BEGIN Record extracts

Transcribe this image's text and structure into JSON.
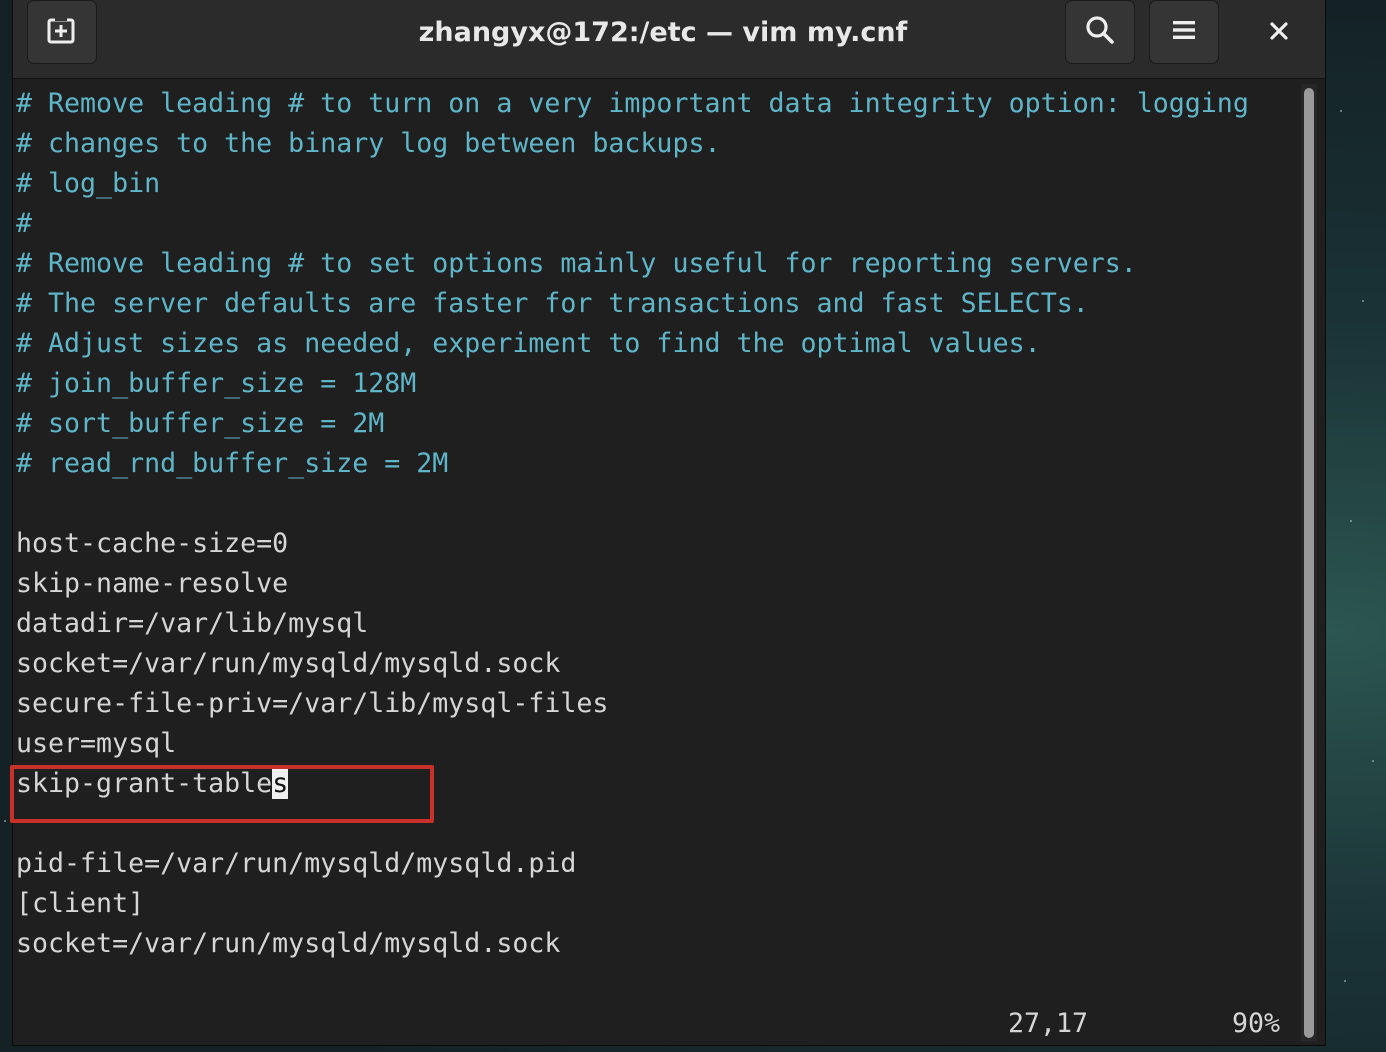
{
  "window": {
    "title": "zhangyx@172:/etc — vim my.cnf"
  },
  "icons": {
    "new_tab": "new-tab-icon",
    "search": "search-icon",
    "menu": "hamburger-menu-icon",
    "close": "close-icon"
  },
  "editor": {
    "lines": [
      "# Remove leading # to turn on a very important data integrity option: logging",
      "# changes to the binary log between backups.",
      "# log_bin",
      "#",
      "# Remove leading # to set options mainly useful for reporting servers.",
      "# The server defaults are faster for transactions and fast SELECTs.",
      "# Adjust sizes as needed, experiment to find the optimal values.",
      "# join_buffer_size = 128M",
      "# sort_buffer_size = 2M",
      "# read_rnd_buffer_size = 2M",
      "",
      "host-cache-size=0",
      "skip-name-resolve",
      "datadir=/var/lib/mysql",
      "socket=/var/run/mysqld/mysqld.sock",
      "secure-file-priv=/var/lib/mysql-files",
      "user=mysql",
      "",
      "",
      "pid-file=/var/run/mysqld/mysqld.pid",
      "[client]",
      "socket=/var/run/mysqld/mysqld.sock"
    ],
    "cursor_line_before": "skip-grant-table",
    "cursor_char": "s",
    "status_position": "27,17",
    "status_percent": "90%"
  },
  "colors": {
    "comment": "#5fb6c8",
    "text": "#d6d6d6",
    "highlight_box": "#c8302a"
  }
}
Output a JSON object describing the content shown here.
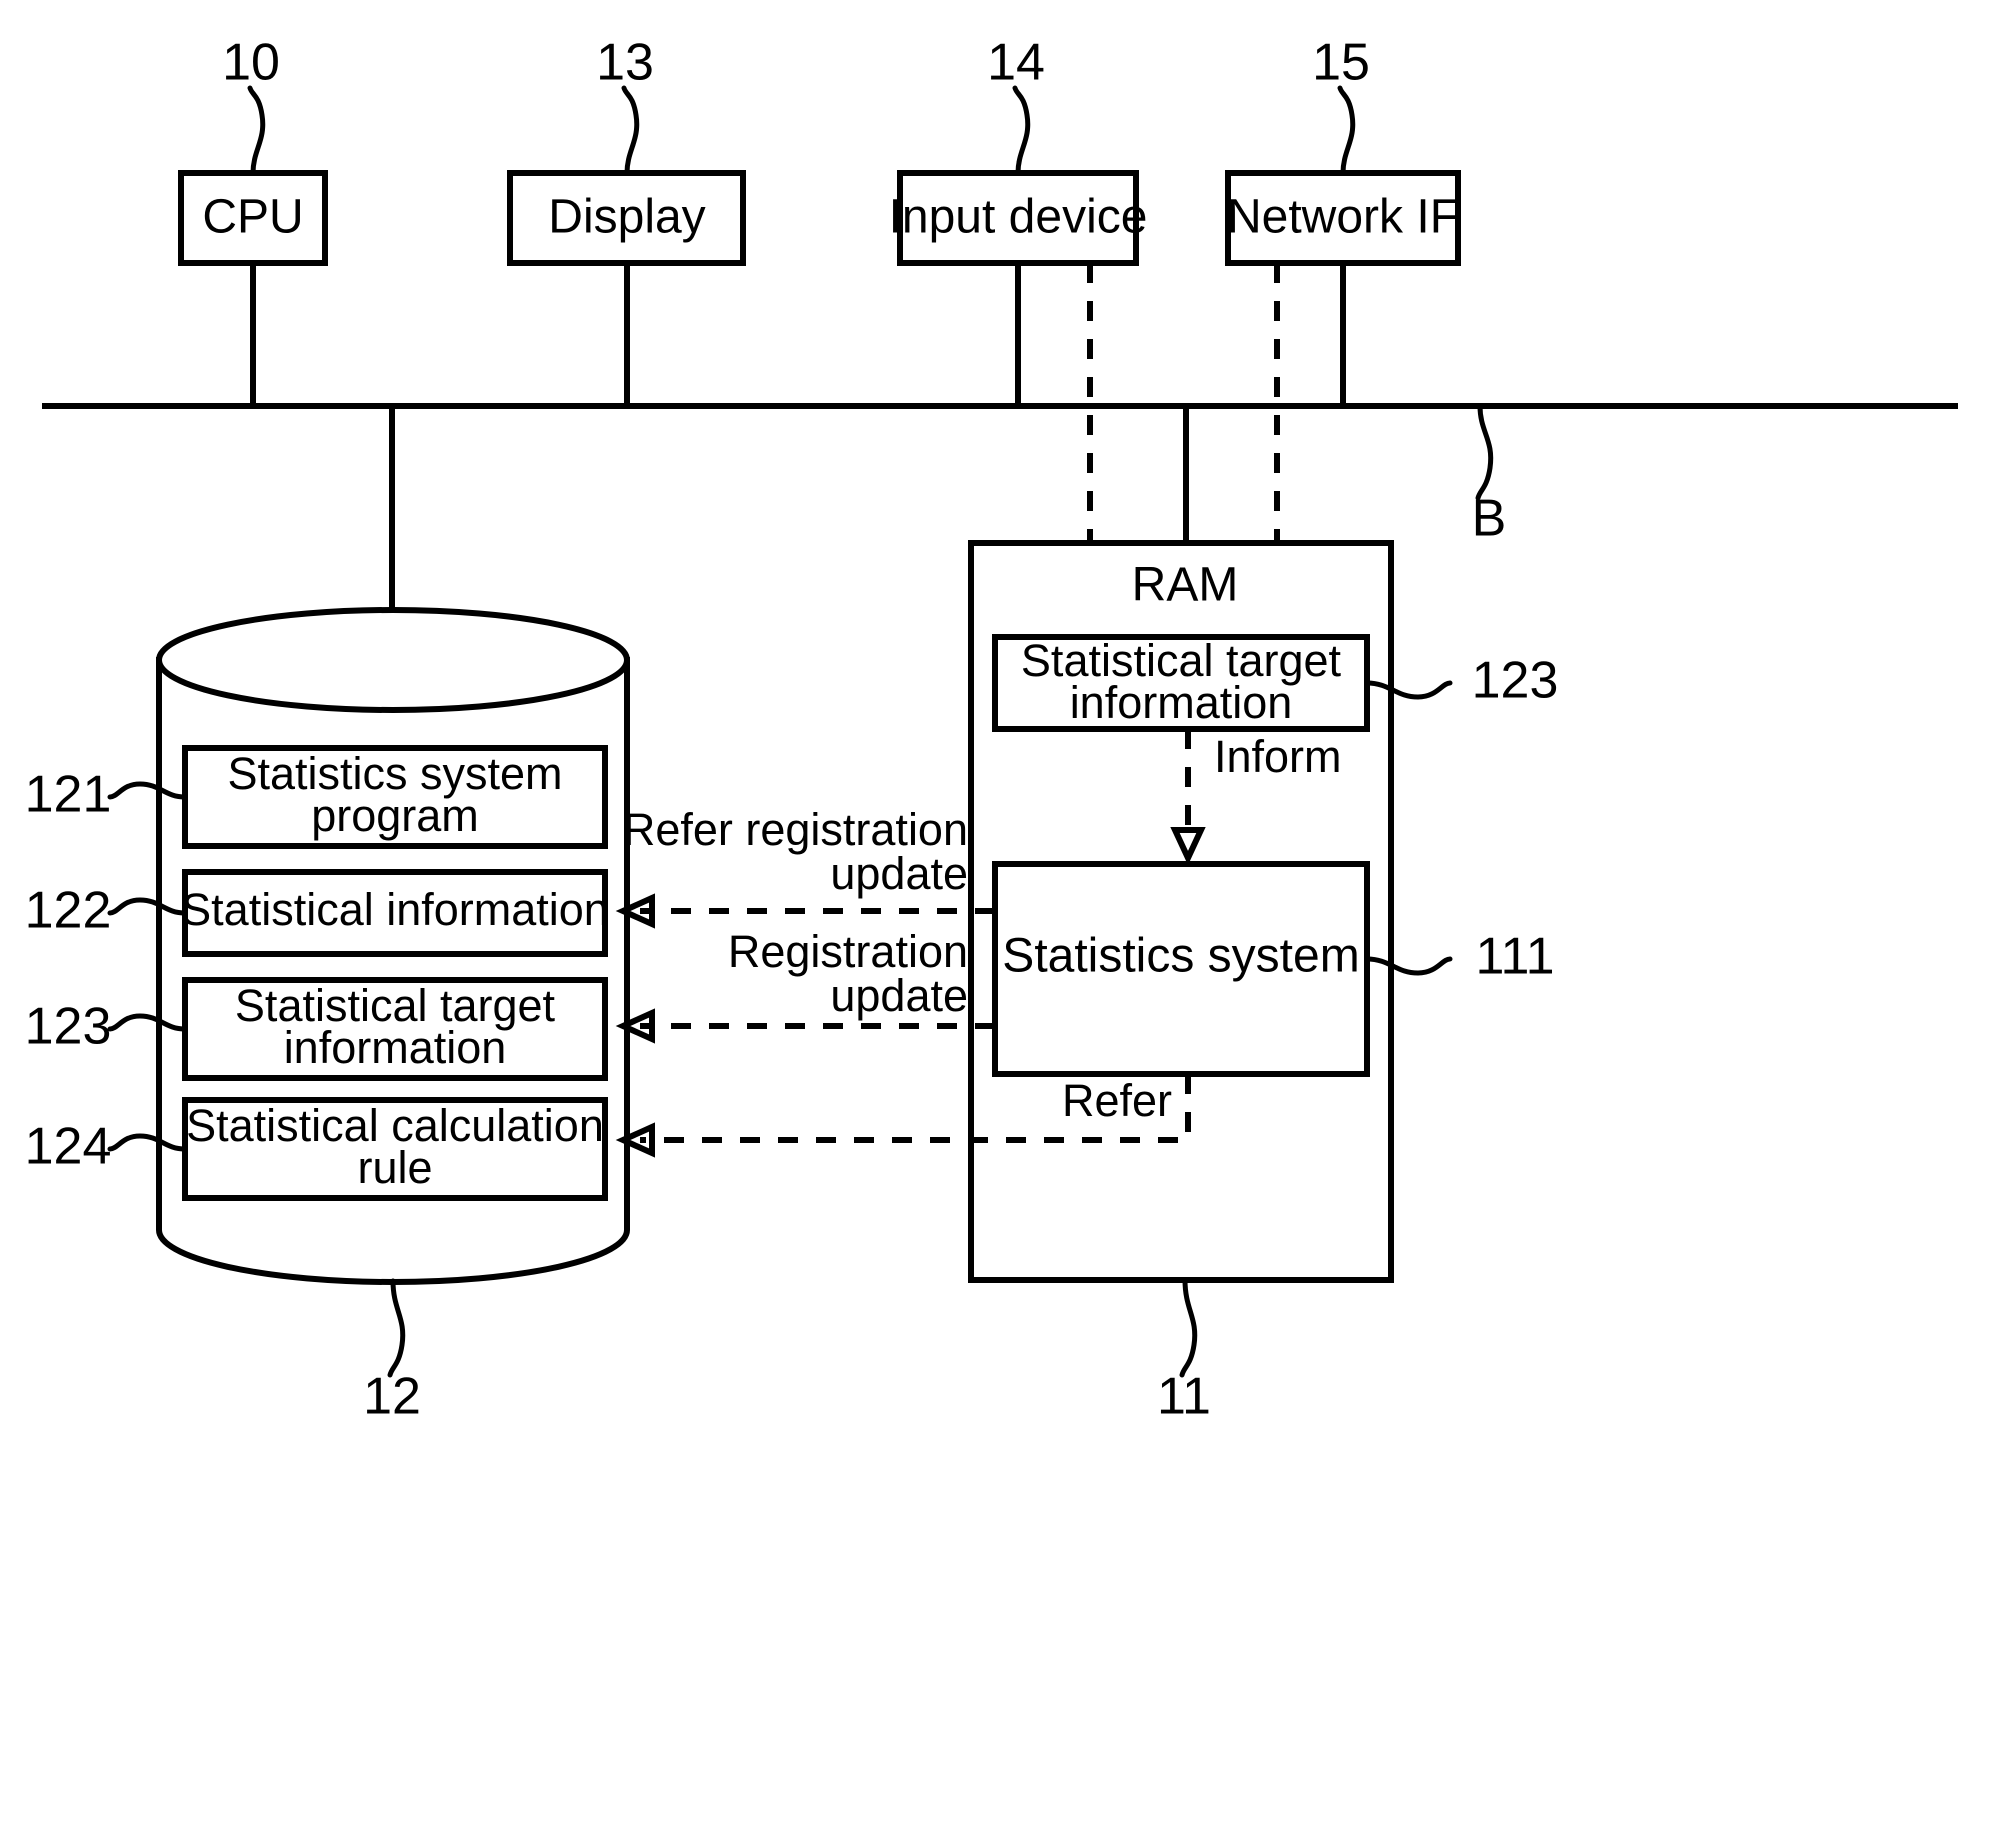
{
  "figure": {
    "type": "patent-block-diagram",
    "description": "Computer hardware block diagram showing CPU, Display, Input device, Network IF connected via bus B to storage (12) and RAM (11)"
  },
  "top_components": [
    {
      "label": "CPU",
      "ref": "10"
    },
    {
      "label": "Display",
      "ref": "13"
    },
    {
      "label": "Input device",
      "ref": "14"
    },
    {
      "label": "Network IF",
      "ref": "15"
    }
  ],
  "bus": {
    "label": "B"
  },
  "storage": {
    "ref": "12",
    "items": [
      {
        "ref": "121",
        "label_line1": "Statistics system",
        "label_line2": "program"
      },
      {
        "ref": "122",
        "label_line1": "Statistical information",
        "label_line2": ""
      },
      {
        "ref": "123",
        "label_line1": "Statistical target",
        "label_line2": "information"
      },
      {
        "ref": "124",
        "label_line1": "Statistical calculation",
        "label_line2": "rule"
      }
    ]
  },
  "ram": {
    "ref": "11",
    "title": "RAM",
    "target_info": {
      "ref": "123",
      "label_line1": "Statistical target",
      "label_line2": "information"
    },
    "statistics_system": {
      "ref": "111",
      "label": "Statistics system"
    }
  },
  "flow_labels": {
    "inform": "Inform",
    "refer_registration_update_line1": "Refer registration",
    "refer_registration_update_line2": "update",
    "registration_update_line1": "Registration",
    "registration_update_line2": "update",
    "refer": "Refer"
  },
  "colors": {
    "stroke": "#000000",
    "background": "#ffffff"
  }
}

END Record extracts

--- Given task ---
Lines that hold "information" are the ones to copy; find all of them.

--- Answer to this problem ---
        "label_line1": "Statistical information",
        "label_line2": "information"
      "label_line2": "information"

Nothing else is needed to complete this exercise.